__Figure collection entries__:
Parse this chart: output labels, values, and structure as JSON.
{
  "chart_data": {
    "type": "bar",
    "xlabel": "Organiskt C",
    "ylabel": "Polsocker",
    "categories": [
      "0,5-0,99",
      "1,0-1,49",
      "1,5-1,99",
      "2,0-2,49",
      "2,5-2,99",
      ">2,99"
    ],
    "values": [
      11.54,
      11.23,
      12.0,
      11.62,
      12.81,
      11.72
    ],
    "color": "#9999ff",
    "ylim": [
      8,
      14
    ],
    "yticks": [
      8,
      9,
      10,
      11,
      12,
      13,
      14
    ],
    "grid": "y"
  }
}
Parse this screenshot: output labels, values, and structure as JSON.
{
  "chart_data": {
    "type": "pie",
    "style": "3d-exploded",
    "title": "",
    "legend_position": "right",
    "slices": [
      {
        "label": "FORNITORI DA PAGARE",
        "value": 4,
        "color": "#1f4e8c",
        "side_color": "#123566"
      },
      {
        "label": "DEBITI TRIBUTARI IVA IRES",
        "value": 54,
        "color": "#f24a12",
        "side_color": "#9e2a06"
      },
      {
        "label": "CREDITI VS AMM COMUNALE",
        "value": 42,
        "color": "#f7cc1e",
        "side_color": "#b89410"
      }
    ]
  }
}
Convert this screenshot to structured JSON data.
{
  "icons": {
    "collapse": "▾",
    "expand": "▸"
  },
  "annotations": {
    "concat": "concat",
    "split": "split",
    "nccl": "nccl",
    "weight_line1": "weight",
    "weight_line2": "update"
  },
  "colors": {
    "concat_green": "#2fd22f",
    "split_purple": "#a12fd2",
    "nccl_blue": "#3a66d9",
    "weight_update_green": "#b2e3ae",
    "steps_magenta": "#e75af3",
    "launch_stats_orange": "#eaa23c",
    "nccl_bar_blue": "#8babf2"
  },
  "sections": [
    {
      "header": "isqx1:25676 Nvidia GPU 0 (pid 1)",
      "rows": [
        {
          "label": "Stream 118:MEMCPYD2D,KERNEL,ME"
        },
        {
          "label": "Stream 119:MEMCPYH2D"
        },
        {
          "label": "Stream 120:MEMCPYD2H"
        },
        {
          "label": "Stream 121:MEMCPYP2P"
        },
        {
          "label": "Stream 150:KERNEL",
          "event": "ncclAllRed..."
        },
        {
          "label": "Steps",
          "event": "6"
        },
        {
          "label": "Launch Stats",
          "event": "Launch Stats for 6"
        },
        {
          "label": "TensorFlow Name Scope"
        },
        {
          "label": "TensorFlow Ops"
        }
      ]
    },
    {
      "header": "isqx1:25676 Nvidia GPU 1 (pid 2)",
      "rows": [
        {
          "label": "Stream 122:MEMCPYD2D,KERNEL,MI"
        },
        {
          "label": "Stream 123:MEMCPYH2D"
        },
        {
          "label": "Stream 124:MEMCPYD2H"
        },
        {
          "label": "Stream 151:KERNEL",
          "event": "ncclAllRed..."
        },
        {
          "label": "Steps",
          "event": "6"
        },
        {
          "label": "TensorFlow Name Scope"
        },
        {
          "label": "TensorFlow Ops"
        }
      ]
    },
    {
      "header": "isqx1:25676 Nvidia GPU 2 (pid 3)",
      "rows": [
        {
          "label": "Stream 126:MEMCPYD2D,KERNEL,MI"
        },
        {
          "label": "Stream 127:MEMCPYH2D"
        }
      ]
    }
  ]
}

__Set task__:
Give all of the entries again, word for word.

__Written solution__:
Parse this chart: output labels, values, and structure as JSON.
{
  "chart_data": {
    "type": "bar",
    "xlabel": "Organiskt C",
    "ylabel": "Polsocker",
    "categories": [
      "0,5-0,99",
      "1,0-1,49",
      "1,5-1,99",
      "2,0-2,49",
      "2,5-2,99",
      ">2,99"
    ],
    "values": [
      11.54,
      11.23,
      12.0,
      11.62,
      12.81,
      11.72
    ],
    "color": "#9999ff",
    "ylim": [
      8,
      14
    ],
    "yticks": [
      8,
      9,
      10,
      11,
      12,
      13,
      14
    ],
    "grid": "y"
  }
}
Parse this screenshot: output labels, values, and structure as JSON.
{
  "chart_data": {
    "type": "pie",
    "style": "3d-exploded",
    "title": "",
    "legend_position": "right",
    "slices": [
      {
        "label": "FORNITORI DA PAGARE",
        "value": 4,
        "color": "#1f4e8c",
        "side_color": "#123566"
      },
      {
        "label": "DEBITI TRIBUTARI IVA IRES",
        "value": 54,
        "color": "#f24a12",
        "side_color": "#9e2a06"
      },
      {
        "label": "CREDITI VS AMM COMUNALE",
        "value": 42,
        "color": "#f7cc1e",
        "side_color": "#b89410"
      }
    ]
  }
}
Convert this screenshot to structured JSON data.
{
  "icons": {
    "collapse": "▾",
    "expand": "▸"
  },
  "annotations": {
    "concat": "concat",
    "split": "split",
    "nccl": "nccl",
    "weight_line1": "weight",
    "weight_line2": "update"
  },
  "colors": {
    "concat_green": "#2fd22f",
    "split_purple": "#a12fd2",
    "nccl_blue": "#3a66d9",
    "weight_update_green": "#b2e3ae",
    "steps_magenta": "#e75af3",
    "launch_stats_orange": "#eaa23c",
    "nccl_bar_blue": "#8babf2"
  },
  "sections": [
    {
      "header": "isqx1:25676 Nvidia GPU 0 (pid 1)",
      "rows": [
        {
          "label": "Stream 118:MEMCPYD2D,KERNEL,ME"
        },
        {
          "label": "Stream 119:MEMCPYH2D"
        },
        {
          "label": "Stream 120:MEMCPYD2H"
        },
        {
          "label": "Stream 121:MEMCPYP2P"
        },
        {
          "label": "Stream 150:KERNEL",
          "event": "ncclAllRed..."
        },
        {
          "label": "Steps",
          "event": "6"
        },
        {
          "label": "Launch Stats",
          "event": "Launch Stats for 6"
        },
        {
          "label": "TensorFlow Name Scope"
        },
        {
          "label": "TensorFlow Ops"
        }
      ]
    },
    {
      "header": "isqx1:25676 Nvidia GPU 1 (pid 2)",
      "rows": [
        {
          "label": "Stream 122:MEMCPYD2D,KERNEL,MI"
        },
        {
          "label": "Stream 123:MEMCPYH2D"
        },
        {
          "label": "Stream 124:MEMCPYD2H"
        },
        {
          "label": "Stream 151:KERNEL",
          "event": "ncclAllRed..."
        },
        {
          "label": "Steps",
          "event": "6"
        },
        {
          "label": "TensorFlow Name Scope"
        },
        {
          "label": "TensorFlow Ops"
        }
      ]
    },
    {
      "header": "isqx1:25676 Nvidia GPU 2 (pid 3)",
      "rows": [
        {
          "label": "Stream 126:MEMCPYD2D,KERNEL,MI"
        },
        {
          "label": "Stream 127:MEMCPYH2D"
        }
      ]
    }
  ]
}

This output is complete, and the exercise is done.